■ Extracted material
* * * *
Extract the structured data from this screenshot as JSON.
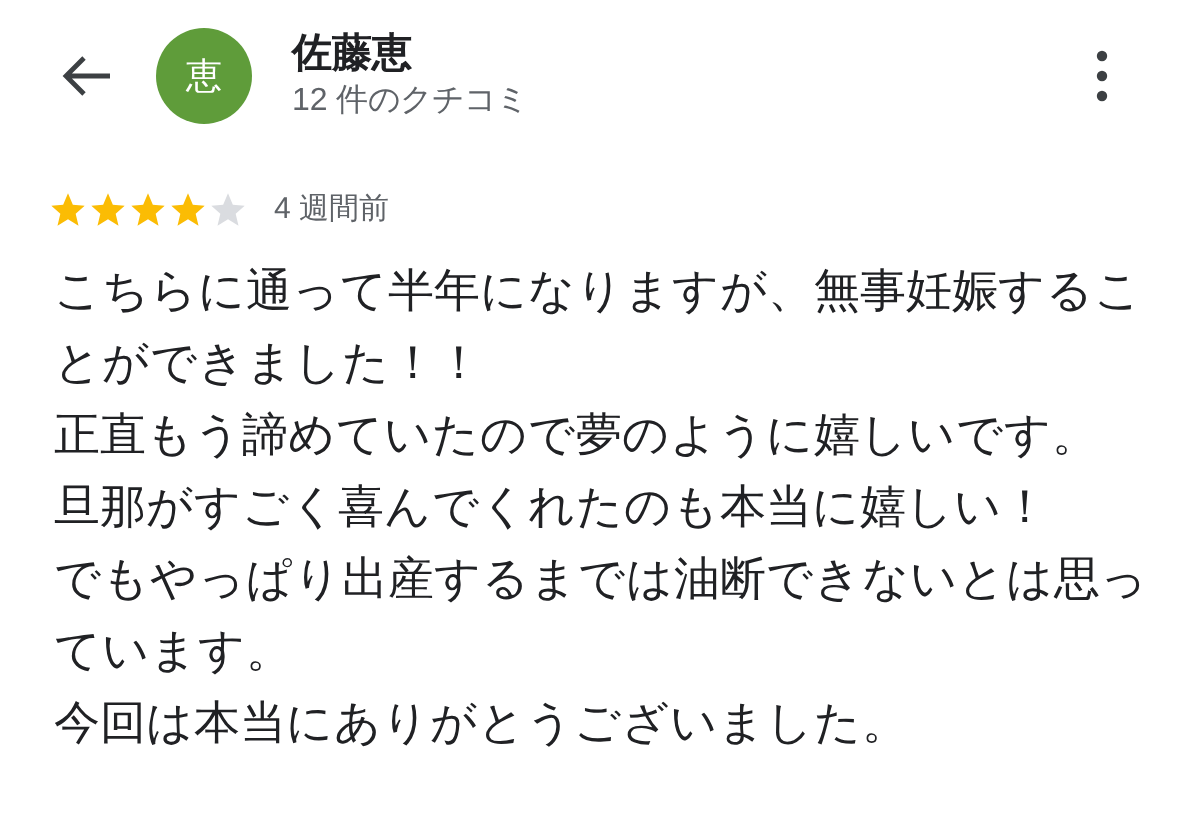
{
  "header": {
    "avatar_letter": "恵",
    "name": "佐藤恵",
    "review_count": "12 件のクチコミ"
  },
  "review": {
    "stars": 4,
    "time": "4 週間前",
    "paragraphs": [
      "こちらに通って半年になりますが、無事妊娠することができました！！",
      "正直もう諦めていたので夢のように嬉しいです。",
      "旦那がすごく喜んでくれたのも本当に嬉しい！",
      "でもやっぱり出産するまでは油断できないとは思っています。",
      "今回は本当にありがとうございました。"
    ]
  }
}
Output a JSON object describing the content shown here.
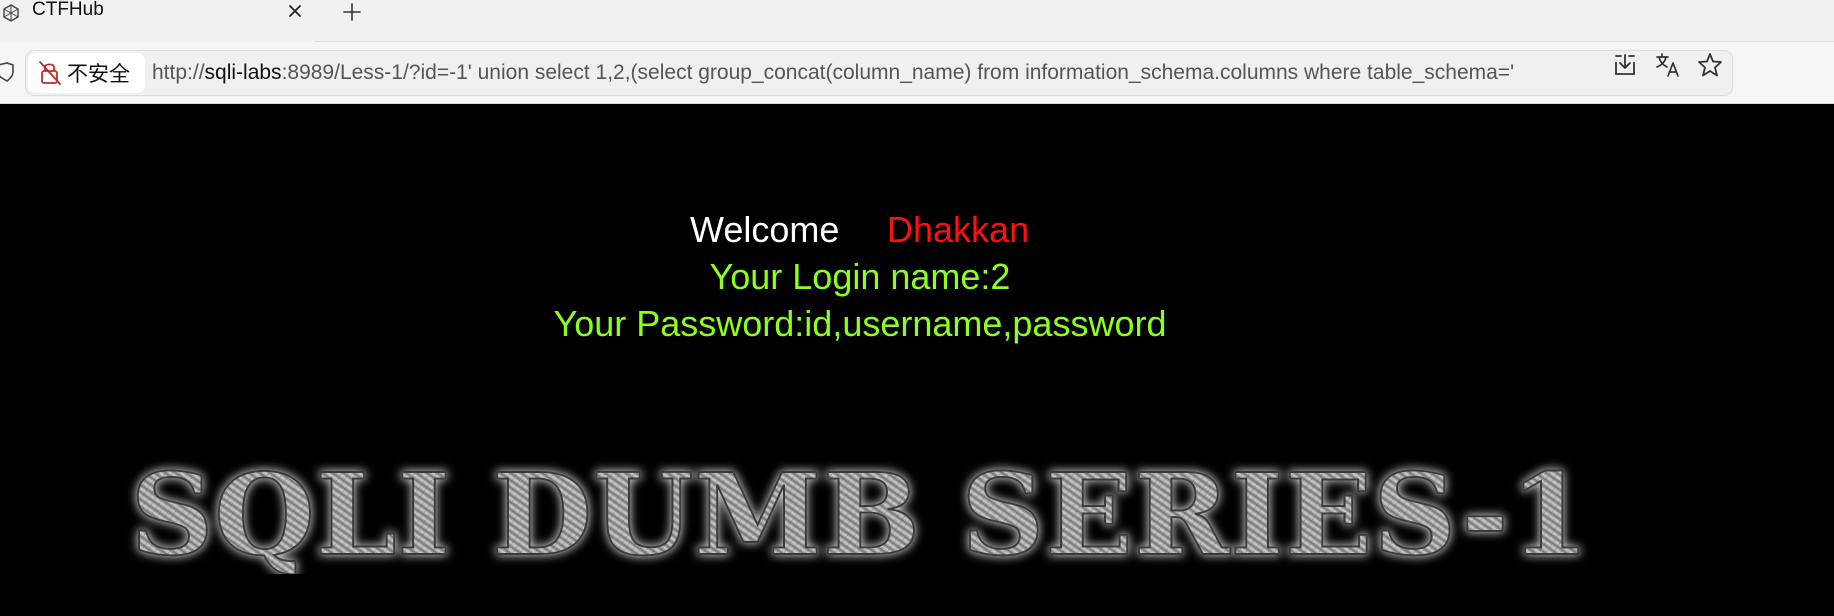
{
  "browser": {
    "tab": {
      "title": "CTFHub"
    },
    "address_bar": {
      "security_label": "不安全",
      "url_scheme": "http://",
      "url_host": "sqli-labs",
      "url_rest": ":8989/Less-1/?id=-1' union select 1,2,(select group_concat(column_name) from information_schema.columns where table_schema='"
    }
  },
  "page": {
    "welcome_word": "Welcome",
    "welcome_name": "Dhakkan",
    "login_line": "Your Login name:2",
    "password_line": "Your Password:id,username,password",
    "banner_text": "SQLI DUMB SERIES-1"
  },
  "colors": {
    "welcome": "#ffffff",
    "name": "#ff1010",
    "result": "#8cff1a",
    "page_background": "#000000"
  },
  "icons": [
    "tab-favicon-icon",
    "close-icon",
    "plus-icon",
    "shield-icon",
    "not-secure-lock-icon",
    "download-icon",
    "translate-icon",
    "star-icon"
  ]
}
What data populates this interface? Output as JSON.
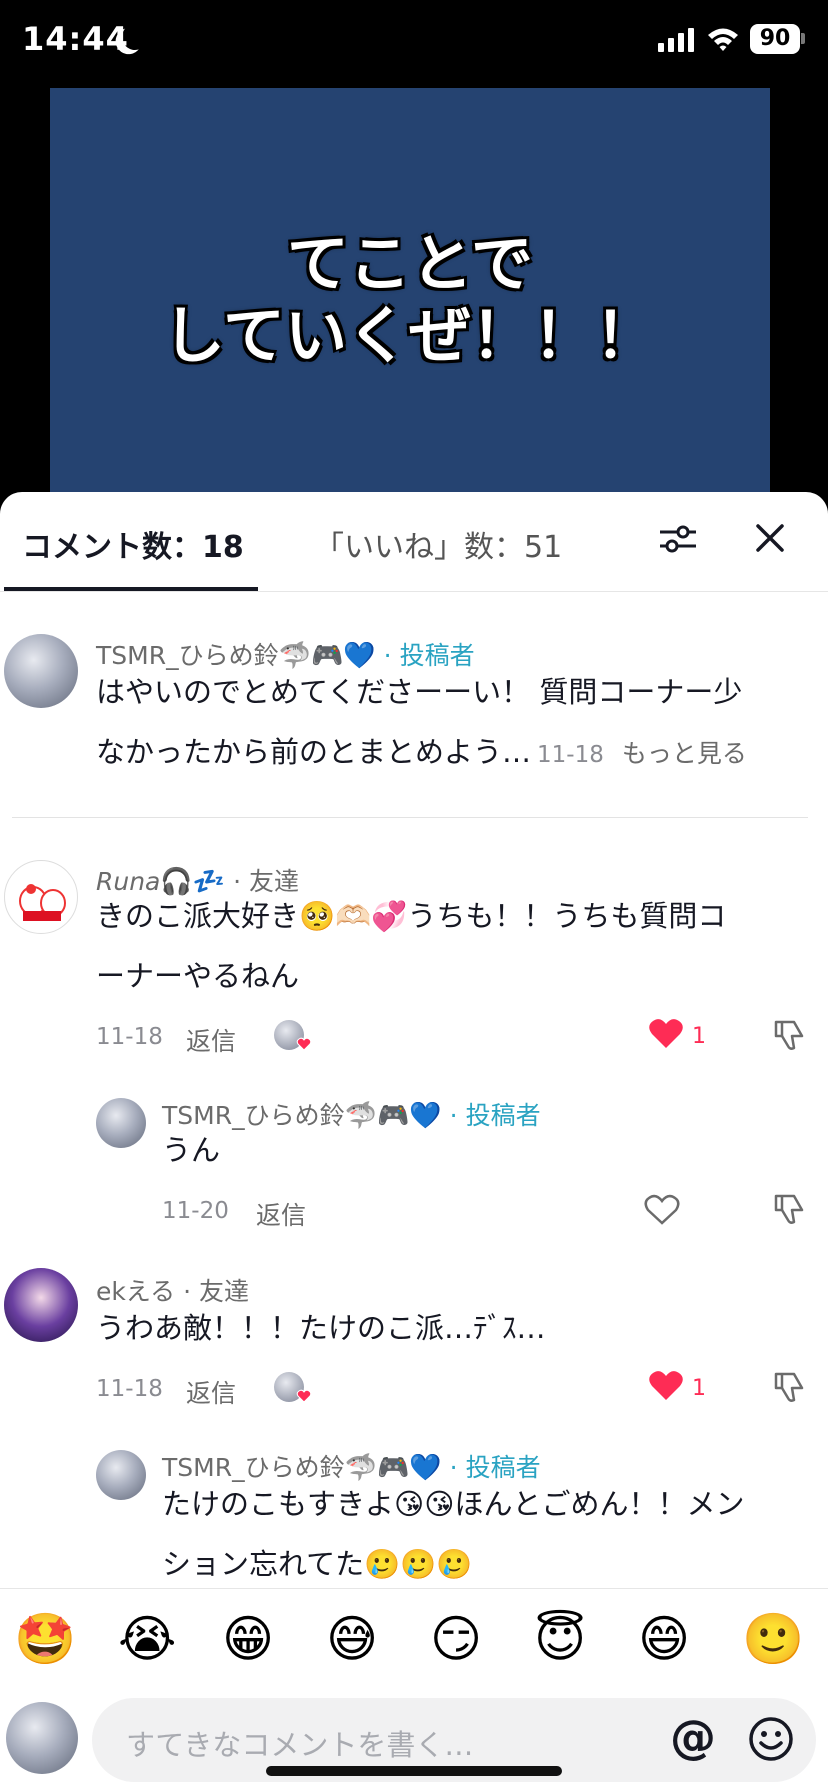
{
  "status_bar": {
    "time": "14:44",
    "battery": "90"
  },
  "video": {
    "caption_line1": "てことで",
    "caption_line2": "していくぜ！！！"
  },
  "tabs": {
    "comments": "コメント数：18",
    "likes": "「いいね」数：51"
  },
  "comments": [
    {
      "username": "TSMR_ひらめ鈴",
      "username_emoji": "🦈🎮💙",
      "tag": "· 投稿者",
      "text_line1": "はやいのでとめてくださーーい！ 質問コーナー少",
      "text_line2": "なかったから前のとまとめよう…",
      "date": "11-18",
      "more": "もっと見る"
    },
    {
      "username": "Runa",
      "username_emoji": "🎧💤",
      "tag": "· 友達",
      "text_line1": "きのこ派大好き🥺🫶🏻💞うちも！！うちも質問コ",
      "text_line2": "ーナーやるねん",
      "date": "11-18",
      "reply": "返信",
      "likes": "1"
    },
    {
      "username": "TSMR_ひらめ鈴",
      "username_emoji": "🦈🎮💙",
      "tag": "· 投稿者",
      "text_line1": "うん",
      "date": "11-20",
      "reply": "返信"
    },
    {
      "username": "ekえる",
      "tag": "· 友達",
      "text_line1": "うわあ敵！！！たけのこ派…ﾃﾞｽ…",
      "date": "11-18",
      "reply": "返信",
      "likes": "1"
    },
    {
      "username": "TSMR_ひらめ鈴",
      "username_emoji": "🦈🎮💙",
      "tag": "· 投稿者",
      "text_line1": "たけのこもすきよ😘😘ほんとごめん！！メン",
      "text_line2": "ション忘れてた🥲🥲🥲"
    }
  ],
  "emoji_bar": [
    "🤩",
    "😭",
    "😁",
    "😅",
    "😏",
    "😇",
    "😄",
    "🙂"
  ],
  "input": {
    "placeholder": "すてきなコメントを書く…",
    "at": "@"
  },
  "colors": {
    "accent": "#fe2c55",
    "author_tag": "#2aa3c2",
    "video_bg": "#254371"
  },
  "icons": [
    "moon-icon",
    "signal-icon",
    "wifi-icon",
    "filter-icon",
    "close-icon",
    "heart-icon",
    "dislike-icon",
    "smile-icon"
  ]
}
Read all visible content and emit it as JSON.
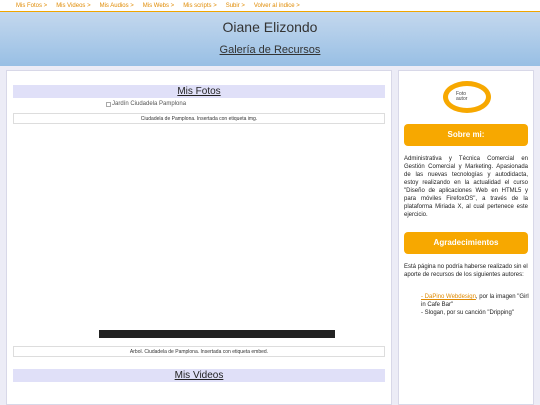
{
  "nav": {
    "items": [
      "Mis Fotos >",
      "Mis Videos >",
      "Mis Audios >",
      "Mis Webs >",
      "Mis scripts >",
      "Subir >",
      "Volver al índice >"
    ]
  },
  "header": {
    "title": "Oiane Elizondo",
    "subtitle": "Galería de Recursos"
  },
  "main": {
    "fotos_heading": "Mis Fotos",
    "img_alt": "Jardín Ciudadela Pamplona",
    "img_caption": "Ciudadela de Pamplona. Insertada con etiqueta img.",
    "embed_caption": "Arbol. Ciudadela de Pamplona. Insertada con etiqueta embed.",
    "videos_heading": "Mis Videos"
  },
  "sidebar": {
    "avatar_alt": "Foto autor",
    "about_heading": "Sobre mi:",
    "about_text": "Administrativa y Técnica Comercial en Gestión Comercial y Marketing. Apasionada de las nuevas tecnologías y autodidacta, estoy realizando en la actualidad el curso \"Diseño de aplicaciones Web en HTML5 y para móviles FirefoxOS\", a través de la plataforma Miriada X, al cual pertenece este ejercicio.",
    "thanks_heading": "Agradecimientos",
    "thanks_text": "Está página no podría haberse realizado sin el aporte de recursos de los siguientes autores:",
    "credit1_link": "- DaPino Webdesign",
    "credit1_rest": ", por la imagen \"Girl in Cafe Bar\"",
    "credit2": "- Slogan, por su canción \"Dripping\""
  },
  "colors": {
    "accent": "#f7a800",
    "header_gradient": [
      "#c4d8ee",
      "#98bfe4"
    ],
    "section_band": "#e0e0f8"
  }
}
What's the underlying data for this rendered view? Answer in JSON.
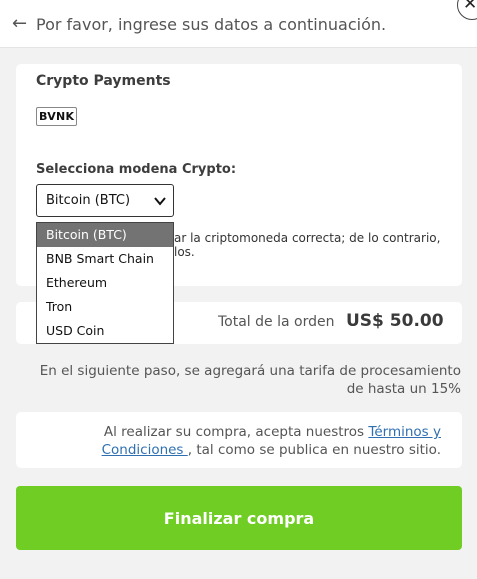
* * * *
■ Directions for this task
Leaving out the pictures, repeat the data above exactly.

■ Task response
Extract the structured data from this screenshot as JSON.
{
  "header": {
    "avatar_letter": "恵",
    "name": "佐藤恵",
    "review_count": "12 件のクチコミ"
  },
  "review": {
    "stars": 4,
    "time": "4 週間前",
    "paragraphs": [
      "こちらに通って半年になりますが、無事妊娠することができました！！",
      "正直もう諦めていたので夢のように嬉しいです。",
      "旦那がすごく喜んでくれたのも本当に嬉しい！",
      "でもやっぱり出産するまでは油断できないとは思っています。",
      "今回は本当にありがとうございました。"
    ]
  }
}
Output a JSON object describing the content shown here.
{
  "browser": {
    "tab": {
      "title": "CTFHub"
    },
    "address_bar": {
      "security_label": "不安全",
      "url_scheme": "http://",
      "url_host": "sqli-labs",
      "url_rest": ":8989/Less-1/?id=-1' union select 1,2,(select group_concat(column_name) from information_schema.columns where table_schema='"
    }
  },
  "page": {
    "welcome_word": "Welcome",
    "welcome_name": "Dhakkan",
    "login_line": "Your Login name:2",
    "password_line": "Your Password:id,username,password",
    "banner_text": "SQLI DUMB SERIES-1"
  },
  "colors": {
    "welcome": "#ffffff",
    "name": "#ff1010",
    "result": "#8cff1a",
    "page_background": "#000000"
  },
  "icons": [
    "tab-favicon-icon",
    "close-icon",
    "plus-icon",
    "shield-icon",
    "not-secure-lock-icon",
    "download-icon",
    "translate-icon",
    "star-icon"
  ]
}
What data populates this interface? Output as JSON.
{
  "status_bar": {
    "time": "14:44",
    "battery": "90"
  },
  "video": {
    "caption_line1": "てことで",
    "caption_line2": "していくぜ！！！"
  },
  "tabs": {
    "comments": "コメント数：18",
    "likes": "「いいね」数：51"
  },
  "comments": [
    {
      "username": "TSMR_ひらめ鈴",
      "username_emoji": "🦈🎮💙",
      "tag": "· 投稿者",
      "text_line1": "はやいのでとめてくださーーい！ 質問コーナー少",
      "text_line2": "なかったから前のとまとめよう…",
      "date": "11-18",
      "more": "もっと見る"
    },
    {
      "username": "Runa",
      "username_emoji": "🎧💤",
      "tag": "· 友達",
      "text_line1": "きのこ派大好き🥺🫶🏻💞うちも！！うちも質問コ",
      "text_line2": "ーナーやるねん",
      "date": "11-18",
      "reply": "返信",
      "likes": "1"
    },
    {
      "username": "TSMR_ひらめ鈴",
      "username_emoji": "🦈🎮💙",
      "tag": "· 投稿者",
      "text_line1": "うん",
      "date": "11-20",
      "reply": "返信"
    },
    {
      "username": "ekえる",
      "tag": "· 友達",
      "text_line1": "うわあ敵！！！たけのこ派…ﾃﾞｽ…",
      "date": "11-18",
      "reply": "返信",
      "likes": "1"
    },
    {
      "username": "TSMR_ひらめ鈴",
      "username_emoji": "🦈🎮💙",
      "tag": "· 投稿者",
      "text_line1": "たけのこもすきよ😘😘ほんとごめん！！メン",
      "text_line2": "ション忘れてた🥲🥲🥲"
    }
  ],
  "emoji_bar": [
    "🤩",
    "😭",
    "😁",
    "😅",
    "😏",
    "😇",
    "😄",
    "🙂"
  ],
  "input": {
    "placeholder": "すてきなコメントを書く…",
    "at": "@"
  },
  "colors": {
    "accent": "#fe2c55",
    "author_tag": "#2aa3c2",
    "video_bg": "#254371"
  },
  "icons": [
    "moon-icon",
    "signal-icon",
    "wifi-icon",
    "filter-icon",
    "close-icon",
    "heart-icon",
    "dislike-icon",
    "smile-icon"
  ]
}
Read all visible content and emit it as JSON.
{
  "nav": {
    "items": [
      "Mis Fotos >",
      "Mis Videos >",
      "Mis Audios >",
      "Mis Webs >",
      "Mis scripts >",
      "Subir >",
      "Volver al índice >"
    ]
  },
  "header": {
    "title": "Oiane Elizondo",
    "subtitle": "Galería de Recursos"
  },
  "main": {
    "fotos_heading": "Mis Fotos",
    "img_alt": "Jardín Ciudadela Pamplona",
    "img_caption": "Ciudadela de Pamplona. Insertada con etiqueta img.",
    "embed_caption": "Arbol. Ciudadela de Pamplona. Insertada con etiqueta embed.",
    "videos_heading": "Mis Videos"
  },
  "sidebar": {
    "avatar_alt": "Foto autor",
    "about_heading": "Sobre mi:",
    "about_text": "Administrativa y Técnica Comercial en Gestión Comercial y Marketing. Apasionada de las nuevas tecnologías y autodidacta, estoy realizando en la actualidad el curso \"Diseño de aplicaciones Web en HTML5 y para móviles FirefoxOS\", a través de la plataforma Miriada X, al cual pertenece este ejercicio.",
    "thanks_heading": "Agradecimientos",
    "thanks_text": "Está página no podría haberse realizado sin el aporte de recursos de los siguientes autores:",
    "credit1_link": "- DaPino Webdesign",
    "credit1_rest": ", por la imagen \"Girl in Cafe Bar\"",
    "credit2": "- Slogan, por su canción \"Dripping\""
  },
  "colors": {
    "accent": "#f7a800",
    "header_gradient": [
      "#c4d8ee",
      "#98bfe4"
    ],
    "section_band": "#e0e0f8"
  }
}
What's the underlying data for this rendered view? Answer in JSON.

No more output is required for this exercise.